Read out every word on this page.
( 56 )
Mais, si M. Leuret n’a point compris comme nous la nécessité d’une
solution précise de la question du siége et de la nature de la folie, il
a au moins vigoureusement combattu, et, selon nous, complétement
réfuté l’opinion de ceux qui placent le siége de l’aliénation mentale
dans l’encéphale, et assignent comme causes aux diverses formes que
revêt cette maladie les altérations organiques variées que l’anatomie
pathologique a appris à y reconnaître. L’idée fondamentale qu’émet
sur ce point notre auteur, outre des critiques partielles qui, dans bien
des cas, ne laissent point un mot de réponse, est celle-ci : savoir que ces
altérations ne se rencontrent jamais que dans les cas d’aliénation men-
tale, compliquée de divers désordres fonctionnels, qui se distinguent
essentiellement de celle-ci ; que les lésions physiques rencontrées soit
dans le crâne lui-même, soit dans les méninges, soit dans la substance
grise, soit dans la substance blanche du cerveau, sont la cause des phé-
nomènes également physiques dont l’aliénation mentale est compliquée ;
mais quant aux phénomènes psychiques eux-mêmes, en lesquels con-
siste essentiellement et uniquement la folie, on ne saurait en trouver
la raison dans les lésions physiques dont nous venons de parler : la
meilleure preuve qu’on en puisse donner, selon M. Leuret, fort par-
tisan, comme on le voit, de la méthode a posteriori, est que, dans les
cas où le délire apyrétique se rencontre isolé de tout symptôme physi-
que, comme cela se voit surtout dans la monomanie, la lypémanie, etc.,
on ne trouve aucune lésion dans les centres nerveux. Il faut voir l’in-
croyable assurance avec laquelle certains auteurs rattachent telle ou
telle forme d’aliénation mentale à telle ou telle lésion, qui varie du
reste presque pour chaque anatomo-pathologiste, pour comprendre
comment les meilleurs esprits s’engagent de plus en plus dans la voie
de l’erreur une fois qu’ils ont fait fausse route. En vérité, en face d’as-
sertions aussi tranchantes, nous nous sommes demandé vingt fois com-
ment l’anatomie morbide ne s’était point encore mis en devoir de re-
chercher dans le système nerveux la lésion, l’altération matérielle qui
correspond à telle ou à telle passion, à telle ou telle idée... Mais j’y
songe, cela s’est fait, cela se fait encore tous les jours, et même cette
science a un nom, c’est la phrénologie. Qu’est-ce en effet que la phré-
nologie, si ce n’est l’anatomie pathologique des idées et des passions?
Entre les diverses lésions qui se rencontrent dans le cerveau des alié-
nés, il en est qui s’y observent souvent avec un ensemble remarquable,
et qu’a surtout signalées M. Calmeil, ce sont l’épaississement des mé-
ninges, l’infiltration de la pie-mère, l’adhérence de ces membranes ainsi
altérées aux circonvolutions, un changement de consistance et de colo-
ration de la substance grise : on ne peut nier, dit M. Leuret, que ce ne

++++++++++

**BRIEF**
Give the entries once more, exactly as they appear.

**RESPONSE FOR THIS EXERCISE**
Read out every word on this page.
( 56 )
Mais, si M. Leuret n’a point compris comme nous la nécessité d’une
solution précise de la question du siége et de la nature de la folie, il
a au moins vigoureusement combattu, et, selon nous, complétement
réfuté l’opinion de ceux qui placent le siége de l’aliénation mentale
dans l’encéphale, et assignent comme causes aux diverses formes que
revêt cette maladie les altérations organiques variées que l’anatomie
pathologique a appris à y reconnaître. L’idée fondamentale qu’émet
sur ce point notre auteur, outre des critiques partielles qui, dans bien
des cas, ne laissent point un mot de réponse, est celle-ci : savoir que ces
altérations ne se rencontrent jamais que dans les cas d’aliénation men-
tale, compliquée de divers désordres fonctionnels, qui se distinguent
essentiellement de celle-ci ; que les lésions physiques rencontrées soit
dans le crâne lui-même, soit dans les méninges, soit dans la substance
grise, soit dans la substance blanche du cerveau, sont la cause des phé-
nomènes également physiques dont l’aliénation mentale est compliquée ;
mais quant aux phénomènes psychiques eux-mêmes, en lesquels con-
siste essentiellement et uniquement la folie, on ne saurait en trouver
la raison dans les lésions physiques dont nous venons de parler : la
meilleure preuve qu’on en puisse donner, selon M. Leuret, fort par-
tisan, comme on le voit, de la méthode a posteriori, est que, dans les
cas où le délire apyrétique se rencontre isolé de tout symptôme physi-
que, comme cela se voit surtout dans la monomanie, la lypémanie, etc.,
on ne trouve aucune lésion dans les centres nerveux. Il faut voir l’in-
croyable assurance avec laquelle certains auteurs rattachent telle ou
telle forme d’aliénation mentale à telle ou telle lésion, qui varie du
reste presque pour chaque anatomo-pathologiste, pour comprendre
comment les meilleurs esprits s’engagent de plus en plus dans la voie
de l’erreur une fois qu’ils ont fait fausse route. En vérité, en face d’as-
sertions aussi tranchantes, nous nous sommes demandé vingt fois com-
ment l’anatomie morbide ne s’était point encore mis en devoir de re-
chercher dans le système nerveux la lésion, l’altération matérielle qui
correspond à telle ou à telle passion, à telle ou telle idée... Mais j’y
songe, cela s’est fait, cela se fait encore tous les jours, et même cette
science a un nom, c’est la phrénologie. Qu’est-ce en effet que la phré-
nologie, si ce n’est l’anatomie pathologique des idées et des passions?
Entre les diverses lésions qui se rencontrent dans le cerveau des alié-
nés, il en est qui s’y observent souvent avec un ensemble remarquable,
et qu’a surtout signalées M. Calmeil, ce sont l’épaississement des mé-
ninges, l’infiltration de la pie-mère, l’adhérence de ces membranes ainsi
altérées aux circonvolutions, un changement de consistance et de colo-
ration de la substance grise : on ne peut nier, dit M. Leuret, que ce ne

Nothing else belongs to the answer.